JOB => Without including any images, reproduce each entry exactly.
··· EXERCISE MATERIALS ···
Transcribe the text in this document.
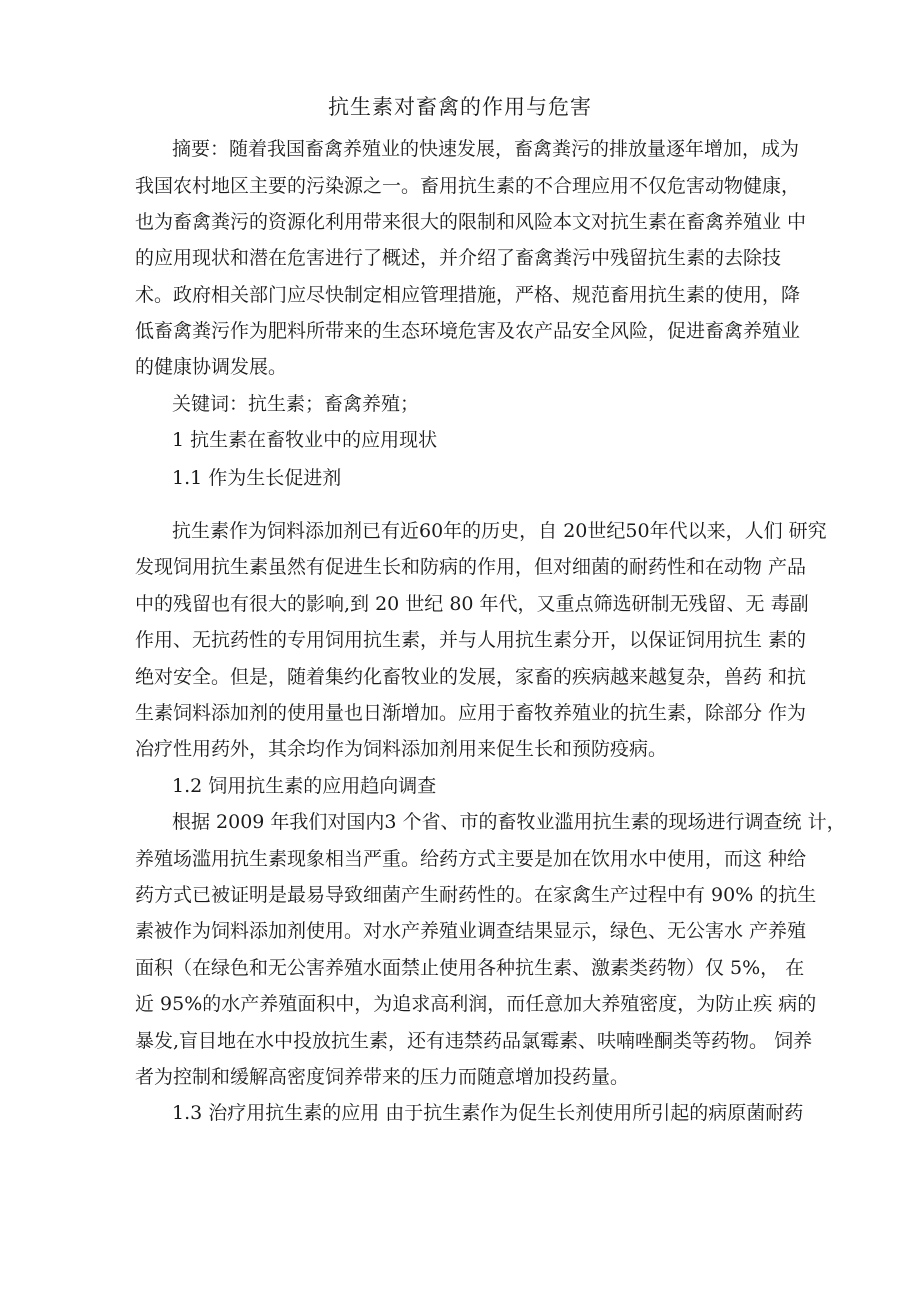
抗生素对畜禽的作用与危害
摘要：随着我国畜禽养殖业的快速发展，畜禽粪污的排放量逐年增加，成为
我国农村地区主要的污染源之一。畜用抗生素的不合理应用不仅危害动物健康，
也为畜禽粪污的资源化利用带来很大的限制和风险本文对抗生素在畜禽养殖业 中
的应用现状和潜在危害进行了概述，并介绍了畜禽粪污中残留抗生素的去除技
术。政府相关部门应尽快制定相应管理措施，严格、规范畜用抗生素的使用，降
低畜禽粪污作为肥料所带来的生态环境危害及农产品安全风险，促进畜禽养殖业
的健康协调发展。
关键词：抗生素；畜禽养殖；
1 抗生素在畜牧业中的应用现状
1.1 作为生长促进剂
抗生素作为饲料添加剂已有近60年的历史，自 20世纪50年代以来，人们 研究
发现饲用抗生素虽然有促进生长和防病的作用，但对细菌的耐药性和在动物 产品
中的残留也有很大的影响,到 20 世纪 80 年代，又重点筛选研制无残留、无 毒副
作用、无抗药性的专用饲用抗生素，并与人用抗生素分开，以保证饲用抗生 素的
绝对安全。但是，随着集约化畜牧业的发展，家畜的疾病越来越复杂，兽药 和抗
生素饲料添加剂的使用量也日渐增加。应用于畜牧养殖业的抗生素，除部分 作为
冶疗性用药外，其余均作为饲料添加剂用来促生长和预防疫病。
1.2 饲用抗生素的应用趋向调查
根据 2009 年我们对国内3 个省、市的畜牧业滥用抗生素的现场进行调查统 计，
养殖场滥用抗生素现象相当严重。给药方式主要是加在饮用水中使用，而这 种给
药方式已被证明是最易导致细菌产生耐药性的。在家禽生产过程中有 90% 的抗生
素被作为饲料添加剂使用。对水产养殖业调查结果显示，绿色、无公害水 产养殖
面积（在绿色和无公害养殖水面禁止使用各种抗生素、激素类药物）仅 5%， 在
近 95%的水产养殖面积中，为追求高利润，而任意加大养殖密度，为防止疾 病的
暴发,盲目地在水中投放抗生素，还有违禁药品氯霉素、呋喃唑酮类等药物。 饲养
者为控制和缓解高密度饲养带来的压力而随意增加投药量。
1.3 治疗用抗生素的应用 由于抗生素作为促生长剂使用所引起的病原菌耐药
···
RESULT BELOW =>
Transcribe the text in this document.
抗生素对畜禽的作用与危害
摘要：随着我国畜禽养殖业的快速发展，畜禽粪污的排放量逐年增加，成为
我国农村地区主要的污染源之一。畜用抗生素的不合理应用不仅危害动物健康，
也为畜禽粪污的资源化利用带来很大的限制和风险本文对抗生素在畜禽养殖业 中
的应用现状和潜在危害进行了概述，并介绍了畜禽粪污中残留抗生素的去除技
术。政府相关部门应尽快制定相应管理措施，严格、规范畜用抗生素的使用，降
低畜禽粪污作为肥料所带来的生态环境危害及农产品安全风险，促进畜禽养殖业
的健康协调发展。
关键词：抗生素；畜禽养殖；
1 抗生素在畜牧业中的应用现状
1.1 作为生长促进剂
抗生素作为饲料添加剂已有近60年的历史，自 20世纪50年代以来，人们 研究
发现饲用抗生素虽然有促进生长和防病的作用，但对细菌的耐药性和在动物 产品
中的残留也有很大的影响,到 20 世纪 80 年代，又重点筛选研制无残留、无 毒副
作用、无抗药性的专用饲用抗生素，并与人用抗生素分开，以保证饲用抗生 素的
绝对安全。但是，随着集约化畜牧业的发展，家畜的疾病越来越复杂，兽药 和抗
生素饲料添加剂的使用量也日渐增加。应用于畜牧养殖业的抗生素，除部分 作为
冶疗性用药外，其余均作为饲料添加剂用来促生长和预防疫病。
1.2 饲用抗生素的应用趋向调查
根据 2009 年我们对国内3 个省、市的畜牧业滥用抗生素的现场进行调查统 计，
养殖场滥用抗生素现象相当严重。给药方式主要是加在饮用水中使用，而这 种给
药方式已被证明是最易导致细菌产生耐药性的。在家禽生产过程中有 90% 的抗生
素被作为饲料添加剂使用。对水产养殖业调查结果显示，绿色、无公害水 产养殖
面积（在绿色和无公害养殖水面禁止使用各种抗生素、激素类药物）仅 5%， 在
近 95%的水产养殖面积中，为追求高利润，而任意加大养殖密度，为防止疾 病的
暴发,盲目地在水中投放抗生素，还有违禁药品氯霉素、呋喃唑酮类等药物。 饲养
者为控制和缓解高密度饲养带来的压力而随意增加投药量。
1.3 治疗用抗生素的应用 由于抗生素作为促生长剂使用所引起的病原菌耐药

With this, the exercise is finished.